• **YOUR OBJECTIVE**
Check each line of the entries below for the string "chevron"; copy every line where it appears.

============

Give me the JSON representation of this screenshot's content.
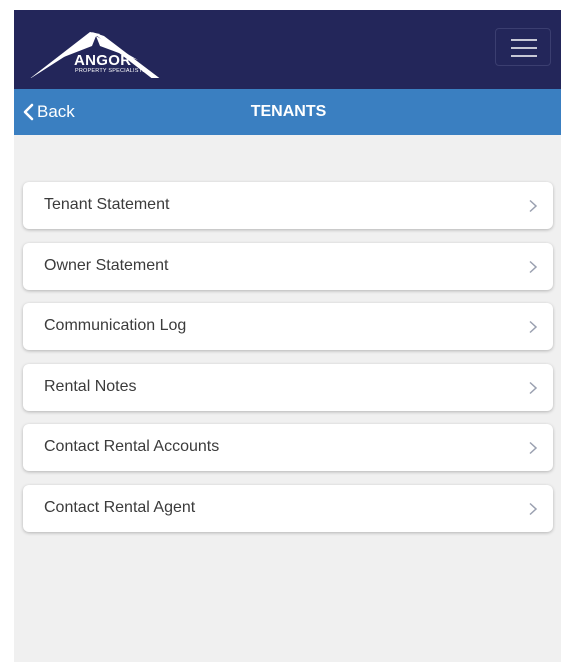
{
  "header": {
    "logo_brand": "ANGOR",
    "logo_tagline": "PROPERTY SPECIALISTS"
  },
  "navbar": {
    "back_label": "Back",
    "title": "TENANTS"
  },
  "menu_items": [
    {
      "label": "Tenant Statement"
    },
    {
      "label": "Owner Statement"
    },
    {
      "label": "Communication Log"
    },
    {
      "label": "Rental Notes"
    },
    {
      "label": "Contact Rental Accounts"
    },
    {
      "label": "Contact Rental Agent"
    }
  ],
  "icons": {
    "menu": "hamburger-icon",
    "back": "chevron-left-icon",
    "item": "chevron-right-icon"
  },
  "colors": {
    "topbar": "#23265a",
    "navbar": "#3a7fc1",
    "page_bg": "#f0f0f0",
    "item_bg": "#ffffff",
    "item_text": "#3b3b3b",
    "chevron": "#9aa0b0"
  }
}
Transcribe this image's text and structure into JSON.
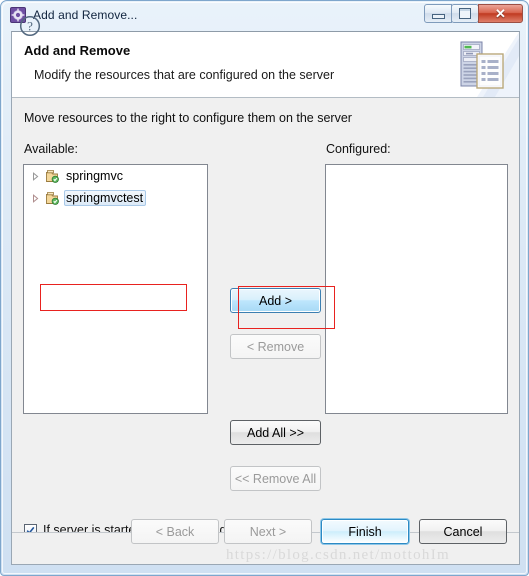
{
  "window": {
    "title": "Add and Remove...",
    "icon": "gear-icon",
    "controls": {
      "minimize": "Minimize",
      "maximize": "Restore",
      "close": "Close",
      "close_glyph": "✕"
    }
  },
  "header": {
    "title": "Add and Remove",
    "description": "Modify the resources that are configured on the server",
    "icon": "server-document-icon"
  },
  "content": {
    "instruction": "Move resources to the right to configure them on the server",
    "available": {
      "label": "Available:",
      "items": [
        {
          "name": "springmvc",
          "icon": "project-icon",
          "selected": false,
          "expandable": true
        },
        {
          "name": "springmvctest",
          "icon": "project-icon",
          "selected": true,
          "expandable": true
        }
      ]
    },
    "configured": {
      "label": "Configured:",
      "items": []
    },
    "transfer_buttons": [
      {
        "id": "add",
        "label": "Add >",
        "state": "focused"
      },
      {
        "id": "remove",
        "label": "< Remove",
        "state": "disabled"
      },
      {
        "id": "add-all",
        "label": "Add All >>",
        "state": "enabled"
      },
      {
        "id": "remove-all",
        "label": "<< Remove All",
        "state": "disabled"
      }
    ],
    "publish_checkbox": {
      "label": "If server is started, publish changes immediately",
      "checked": true
    }
  },
  "footer": {
    "help": "?",
    "buttons": [
      {
        "id": "back",
        "label": "< Back",
        "state": "disabled"
      },
      {
        "id": "next",
        "label": "Next >",
        "state": "disabled"
      },
      {
        "id": "finish",
        "label": "Finish",
        "state": "default"
      },
      {
        "id": "cancel",
        "label": "Cancel",
        "state": "enabled"
      }
    ]
  },
  "watermark": "https://blog.csdn.net/mottohIm",
  "colors": {
    "annotation_red": "#e8221f",
    "title_bar": "#dce9f6",
    "selection_blue": "#bee6fd",
    "default_button_border": "#2c8ac4"
  }
}
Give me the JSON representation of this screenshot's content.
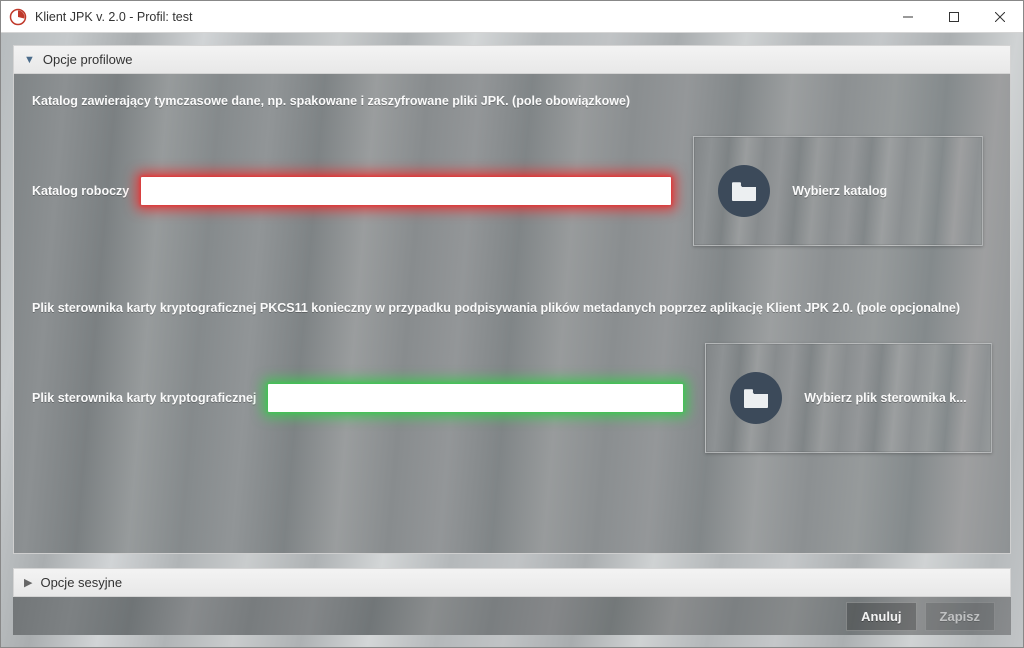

============

• **OUTPUT FOR THIS TASK**
    "back": "chevron-left-icon",
    "item": "chevron-right-icon"
    "chevron": "#9aa0b0"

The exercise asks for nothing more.